* _Required task_
Leave out the pictures and copy each record below exactly.

* _Extracted data_
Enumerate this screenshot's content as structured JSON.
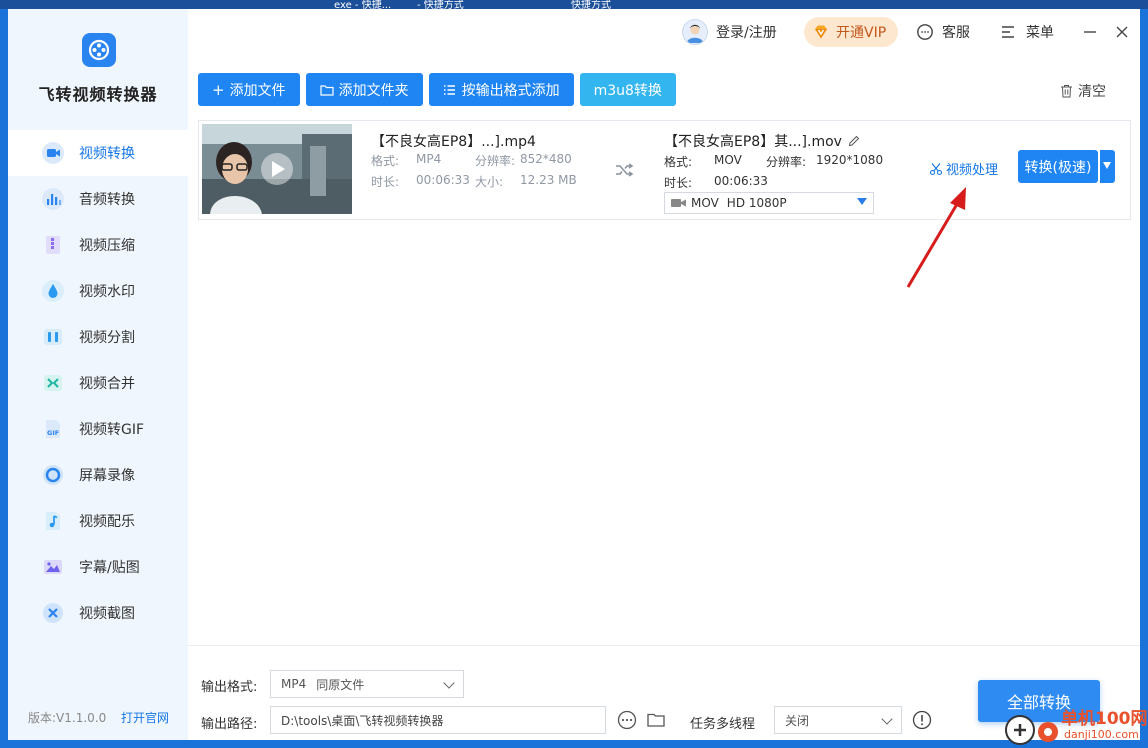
{
  "desktop": {
    "strip_texts": [
      "exe - 快捷...",
      "- 快捷方式",
      "快捷方式"
    ]
  },
  "app": {
    "name": "飞转视频转换器",
    "version": "版本:V1.1.0.0",
    "site_link": "打开官网",
    "brand_color": "#1f85f2"
  },
  "header": {
    "login": "登录/注册",
    "vip": "开通VIP",
    "service": "客服",
    "menu": "菜单"
  },
  "sidebar": {
    "items": [
      {
        "label": "视频转换",
        "icon": "video-convert-icon",
        "active": true
      },
      {
        "label": "音频转换",
        "icon": "audio-convert-icon"
      },
      {
        "label": "视频压缩",
        "icon": "video-compress-icon"
      },
      {
        "label": "视频水印",
        "icon": "watermark-icon"
      },
      {
        "label": "视频分割",
        "icon": "split-icon"
      },
      {
        "label": "视频合并",
        "icon": "merge-icon"
      },
      {
        "label": "视频转GIF",
        "icon": "gif-icon"
      },
      {
        "label": "屏幕录像",
        "icon": "record-icon"
      },
      {
        "label": "视频配乐",
        "icon": "music-icon"
      },
      {
        "label": "字幕/贴图",
        "icon": "subtitle-icon"
      },
      {
        "label": "视频截图",
        "icon": "screenshot-icon"
      }
    ]
  },
  "toolbar": {
    "add_file": "添加文件",
    "add_folder": "添加文件夹",
    "add_by_format": "按输出格式添加",
    "m3u8": "m3u8转换",
    "clear": "清空"
  },
  "file": {
    "source": {
      "name": "【不良女高EP8】...].mp4",
      "format_label": "格式:",
      "format": "MP4",
      "resolution_label": "分辨率:",
      "resolution": "852*480",
      "duration_label": "时长:",
      "duration": "00:06:33",
      "size_label": "大小:",
      "size": "12.23 MB"
    },
    "output": {
      "name": "【不良女高EP8】其...].mov",
      "format_label": "格式:",
      "format": "MOV",
      "resolution_label": "分辨率:",
      "resolution": "1920*1080",
      "duration_label": "时长:",
      "duration": "00:06:33",
      "preset_format": "MOV",
      "preset_quality": "HD 1080P"
    },
    "process_link": "视频处理",
    "convert_button": "转换(极速)"
  },
  "bottom": {
    "output_format_label": "输出格式:",
    "output_format_value": "MP4",
    "output_format_mode": "同原文件",
    "output_path_label": "输出路径:",
    "output_path_value": "D:\\tools\\桌面\\飞转视频转换器",
    "multithread_label": "任务多线程",
    "multithread_value": "关闭",
    "convert_all": "全部转换"
  },
  "watermark": {
    "site": "单机100网",
    "domain": "danji100.com"
  }
}
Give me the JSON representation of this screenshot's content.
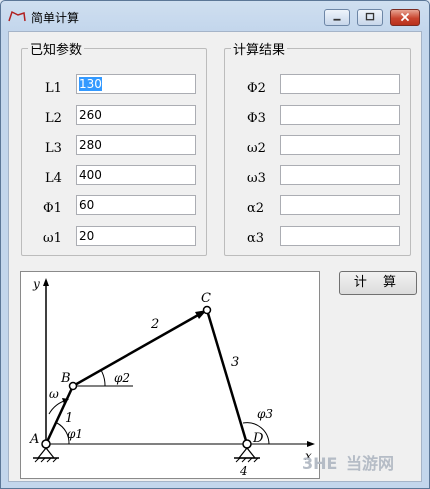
{
  "window": {
    "title": "简单计算"
  },
  "known": {
    "title": "已知参数",
    "rows": [
      {
        "label": "L1",
        "value": "130"
      },
      {
        "label": "L2",
        "value": "260"
      },
      {
        "label": "L3",
        "value": "280"
      },
      {
        "label": "L4",
        "value": "400"
      },
      {
        "label": "Φ1",
        "value": "60"
      },
      {
        "label": "ω1",
        "value": "20"
      }
    ]
  },
  "results": {
    "title": "计算结果",
    "rows": [
      {
        "label": "Φ2",
        "value": ""
      },
      {
        "label": "Φ3",
        "value": ""
      },
      {
        "label": "ω2",
        "value": ""
      },
      {
        "label": "ω3",
        "value": ""
      },
      {
        "label": "α2",
        "value": ""
      },
      {
        "label": "α3",
        "value": ""
      }
    ]
  },
  "calculate_label": "计 算",
  "diagram": {
    "labels": {
      "y": "y",
      "A": "A",
      "B": "B",
      "C": "C",
      "D": "D",
      "link1": "1",
      "link2": "2",
      "link3": "3",
      "link4": "4",
      "phi1": "φ1",
      "phi2": "φ2",
      "phi3": "φ3",
      "omega": "ω",
      "x": "x"
    }
  },
  "watermark": {
    "text": "当游网",
    "logo": "3HE"
  }
}
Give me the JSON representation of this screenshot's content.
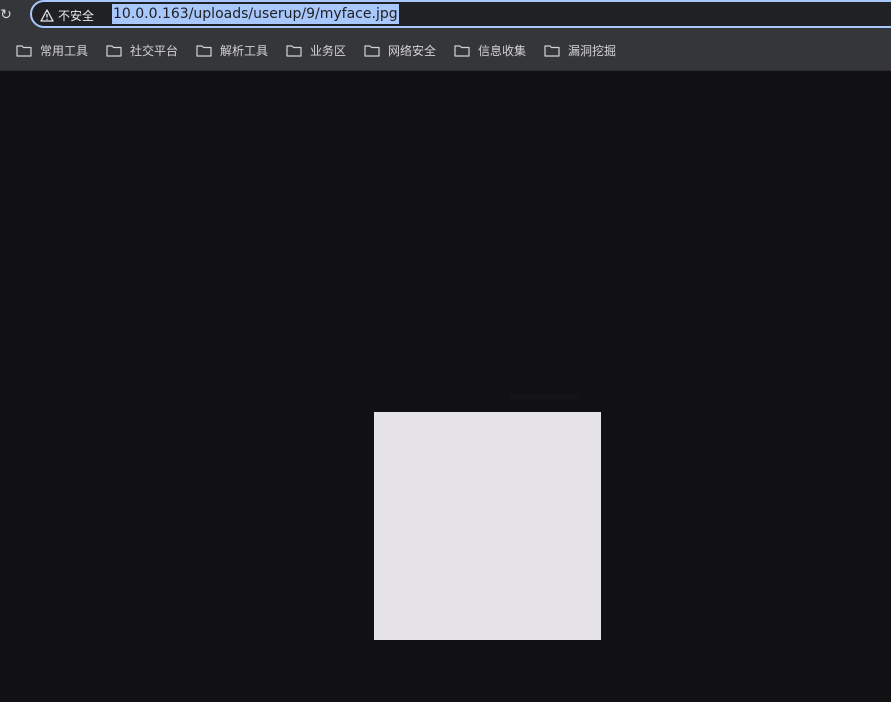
{
  "omnibox": {
    "security_label": "不安全",
    "url": "10.0.0.163/uploads/userup/9/myface.jpg"
  },
  "bookmarks": [
    {
      "label": "常用工具",
      "icon": "folder-icon"
    },
    {
      "label": "社交平台",
      "icon": "folder-icon"
    },
    {
      "label": "解析工具",
      "icon": "folder-icon"
    },
    {
      "label": "业务区",
      "icon": "folder-icon"
    },
    {
      "label": "网络安全",
      "icon": "folder-icon"
    },
    {
      "label": "信息收集",
      "icon": "folder-icon"
    },
    {
      "label": "漏洞挖掘",
      "icon": "folder-icon"
    }
  ],
  "colors": {
    "toolbar": "#35363a",
    "page_background": "#111012",
    "image_fill": "#e5e3e6",
    "url_selection": "#a8c7fa"
  }
}
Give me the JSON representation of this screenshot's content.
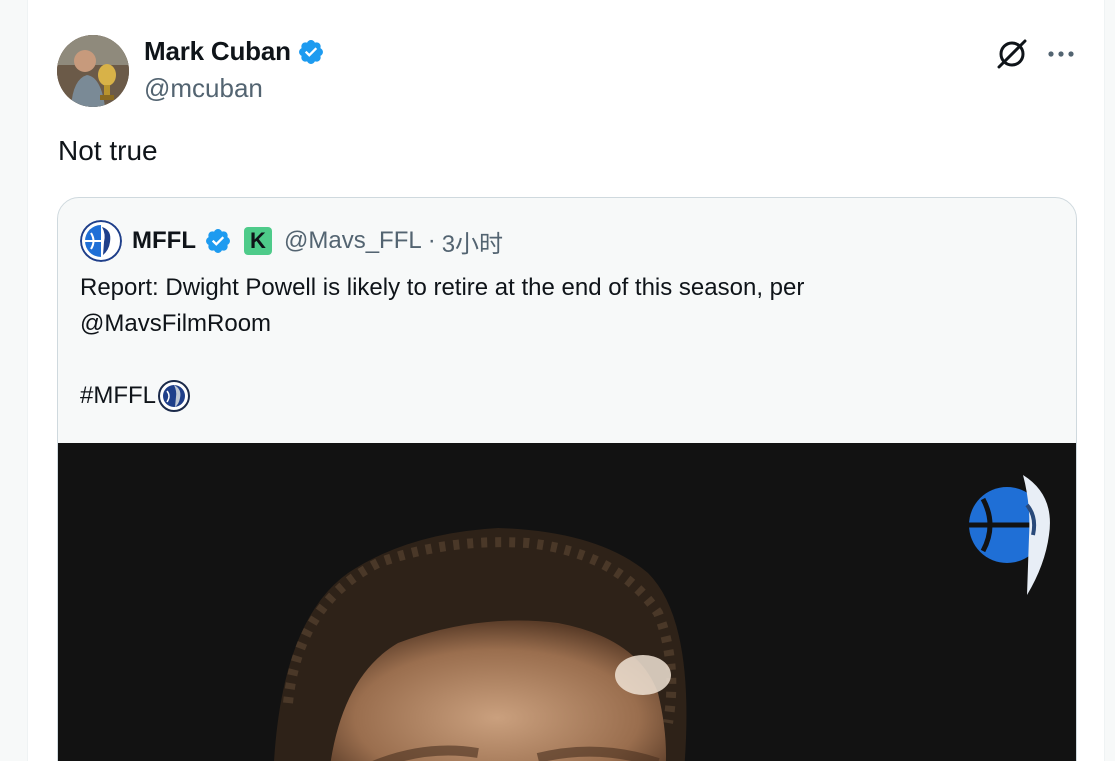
{
  "tweet": {
    "author": {
      "name": "Mark Cuban",
      "handle": "@mcuban",
      "verified": true
    },
    "text": "Not true",
    "icons": [
      "grok-icon",
      "more-icon"
    ],
    "quoted": {
      "author": {
        "name": "MFFL",
        "handle": "@Mavs_FFL",
        "badge_letter": "K",
        "verified": true
      },
      "separator": "·",
      "time": "3小时",
      "text_line1": "Report: Dwight Powell is likely to retire at the end of this season, per",
      "mention": "@MavsFilmRoom",
      "hashtag": "#MFFL"
    }
  },
  "colors": {
    "verified_blue": "#1d9bf0",
    "secondary_text": "#536471",
    "badge_green": "#4ecb8a",
    "mavs_blue": "#1f6fd6"
  }
}
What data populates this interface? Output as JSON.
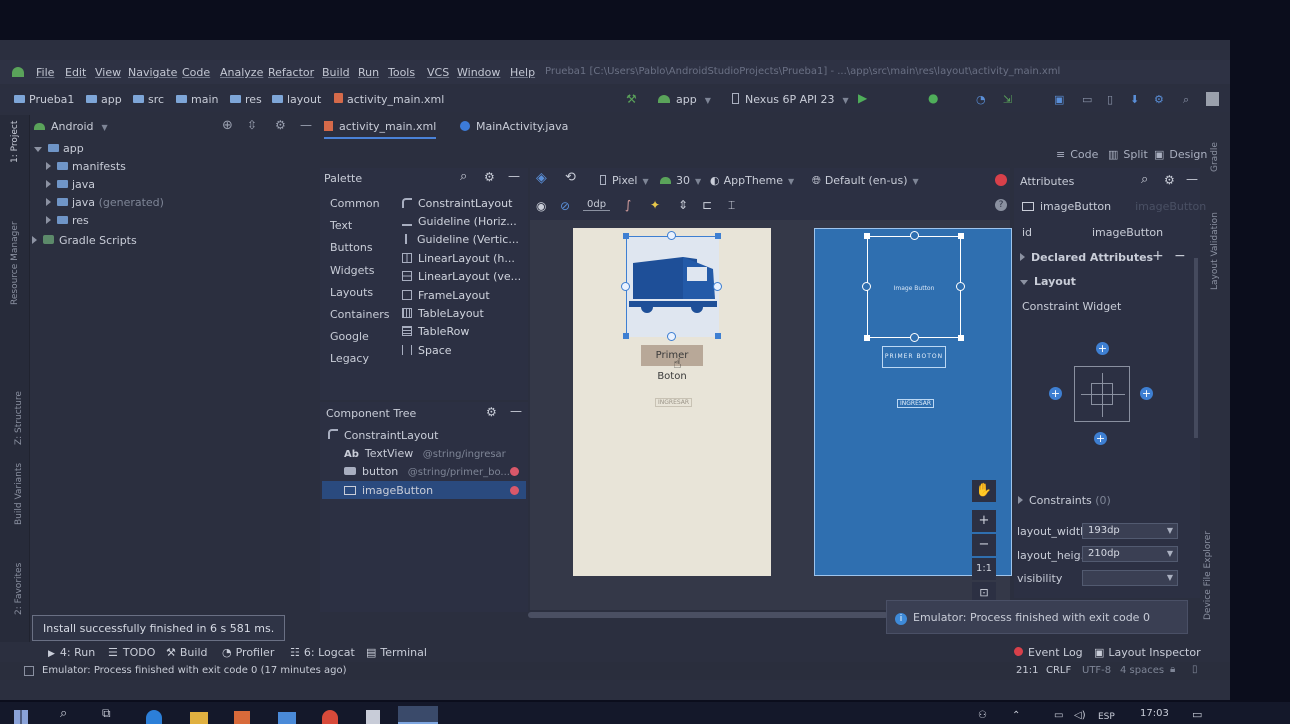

* _Solution to the exercise_
Enumerate this screenshot's content as structured JSON.
{
  "desktop": {
    "strip_texts": [
      "exe - 快捷...",
      "- 快捷方式",
      "快捷方式"
    ]
  },
  "app": {
    "name": "飞转视频转换器",
    "version": "版本:V1.1.0.0",
    "site_link": "打开官网",
    "brand_color": "#1f85f2"
  },
  "header": {
    "login": "登录/注册",
    "vip": "开通VIP",
    "service": "客服",
    "menu": "菜单"
  },
  "sidebar": {
    "items": [
      {
        "label": "视频转换",
        "icon": "video-convert-icon",
        "active": true
      },
      {
        "label": "音频转换",
        "icon": "audio-convert-icon"
      },
      {
        "label": "视频压缩",
        "icon": "video-compress-icon"
      },
      {
        "label": "视频水印",
        "icon": "watermark-icon"
      },
      {
        "label": "视频分割",
        "icon": "split-icon"
      },
      {
        "label": "视频合并",
        "icon": "merge-icon"
      },
      {
        "label": "视频转GIF",
        "icon": "gif-icon"
      },
      {
        "label": "屏幕录像",
        "icon": "record-icon"
      },
      {
        "label": "视频配乐",
        "icon": "music-icon"
      },
      {
        "label": "字幕/贴图",
        "icon": "subtitle-icon"
      },
      {
        "label": "视频截图",
        "icon": "screenshot-icon"
      }
    ]
  },
  "toolbar": {
    "add_file": "添加文件",
    "add_folder": "添加文件夹",
    "add_by_format": "按输出格式添加",
    "m3u8": "m3u8转换",
    "clear": "清空"
  },
  "file": {
    "source": {
      "name": "【不良女高EP8】...].mp4",
      "format_label": "格式:",
      "format": "MP4",
      "resolution_label": "分辨率:",
      "resolution": "852*480",
      "duration_label": "时长:",
      "duration": "00:06:33",
      "size_label": "大小:",
      "size": "12.23 MB"
    },
    "output": {
      "name": "【不良女高EP8】其...].mov",
      "format_label": "格式:",
      "format": "MOV",
      "resolution_label": "分辨率:",
      "resolution": "1920*1080",
      "duration_label": "时长:",
      "duration": "00:06:33",
      "preset_format": "MOV",
      "preset_quality": "HD 1080P"
    },
    "process_link": "视频处理",
    "convert_button": "转换(极速)"
  },
  "bottom": {
    "output_format_label": "输出格式:",
    "output_format_value": "MP4",
    "output_format_mode": "同原文件",
    "output_path_label": "输出路径:",
    "output_path_value": "D:\\tools\\桌面\\飞转视频转换器",
    "multithread_label": "任务多线程",
    "multithread_value": "关闭",
    "convert_all": "全部转换"
  },
  "watermark": {
    "site": "单机100网",
    "domain": "danji100.com"
  }
}
Give me the JSON representation of this screenshot's content.
{
  "window": {
    "title": "简单计算"
  },
  "known": {
    "title": "已知参数",
    "rows": [
      {
        "label": "L1",
        "value": "130"
      },
      {
        "label": "L2",
        "value": "260"
      },
      {
        "label": "L3",
        "value": "280"
      },
      {
        "label": "L4",
        "value": "400"
      },
      {
        "label": "Φ1",
        "value": "60"
      },
      {
        "label": "ω1",
        "value": "20"
      }
    ]
  },
  "results": {
    "title": "计算结果",
    "rows": [
      {
        "label": "Φ2",
        "value": ""
      },
      {
        "label": "Φ3",
        "value": ""
      },
      {
        "label": "ω2",
        "value": ""
      },
      {
        "label": "ω3",
        "value": ""
      },
      {
        "label": "α2",
        "value": ""
      },
      {
        "label": "α3",
        "value": ""
      }
    ]
  },
  "calculate_label": "计 算",
  "diagram": {
    "labels": {
      "y": "y",
      "A": "A",
      "B": "B",
      "C": "C",
      "D": "D",
      "link1": "1",
      "link2": "2",
      "link3": "3",
      "link4": "4",
      "phi1": "φ1",
      "phi2": "φ2",
      "phi3": "φ3",
      "omega": "ω",
      "x": "x"
    }
  },
  "watermark": {
    "text": "当游网",
    "logo": "3HE"
  }
}
Give me the JSON representation of this screenshot's content.
{
  "omnibox": {
    "security_label": "不安全",
    "url": "10.0.0.163/uploads/userup/9/myface.jpg"
  },
  "bookmarks": [
    {
      "label": "常用工具",
      "icon": "folder-icon"
    },
    {
      "label": "社交平台",
      "icon": "folder-icon"
    },
    {
      "label": "解析工具",
      "icon": "folder-icon"
    },
    {
      "label": "业务区",
      "icon": "folder-icon"
    },
    {
      "label": "网络安全",
      "icon": "folder-icon"
    },
    {
      "label": "信息收集",
      "icon": "folder-icon"
    },
    {
      "label": "漏洞挖掘",
      "icon": "folder-icon"
    }
  ],
  "colors": {
    "toolbar": "#35363a",
    "page_background": "#111012",
    "image_fill": "#e5e3e6",
    "url_selection": "#a8c7fa"
  }
}
Give me the JSON representation of this screenshot's content.
{
  "tweet": {
    "author": {
      "name": "Mark Cuban",
      "handle": "@mcuban",
      "verified": true
    },
    "text": "Not true",
    "icons": [
      "grok-icon",
      "more-icon"
    ],
    "quoted": {
      "author": {
        "name": "MFFL",
        "handle": "@Mavs_FFL",
        "badge_letter": "K",
        "verified": true
      },
      "separator": "·",
      "time": "3小时",
      "text_line1": "Report: Dwight Powell is likely to retire at the end of this season, per",
      "mention": "@MavsFilmRoom",
      "hashtag": "#MFFL"
    }
  },
  "colors": {
    "verified_blue": "#1d9bf0",
    "secondary_text": "#536471",
    "badge_green": "#4ecb8a",
    "mavs_blue": "#1f6fd6"
  }
}
What data populates this interface? Output as JSON.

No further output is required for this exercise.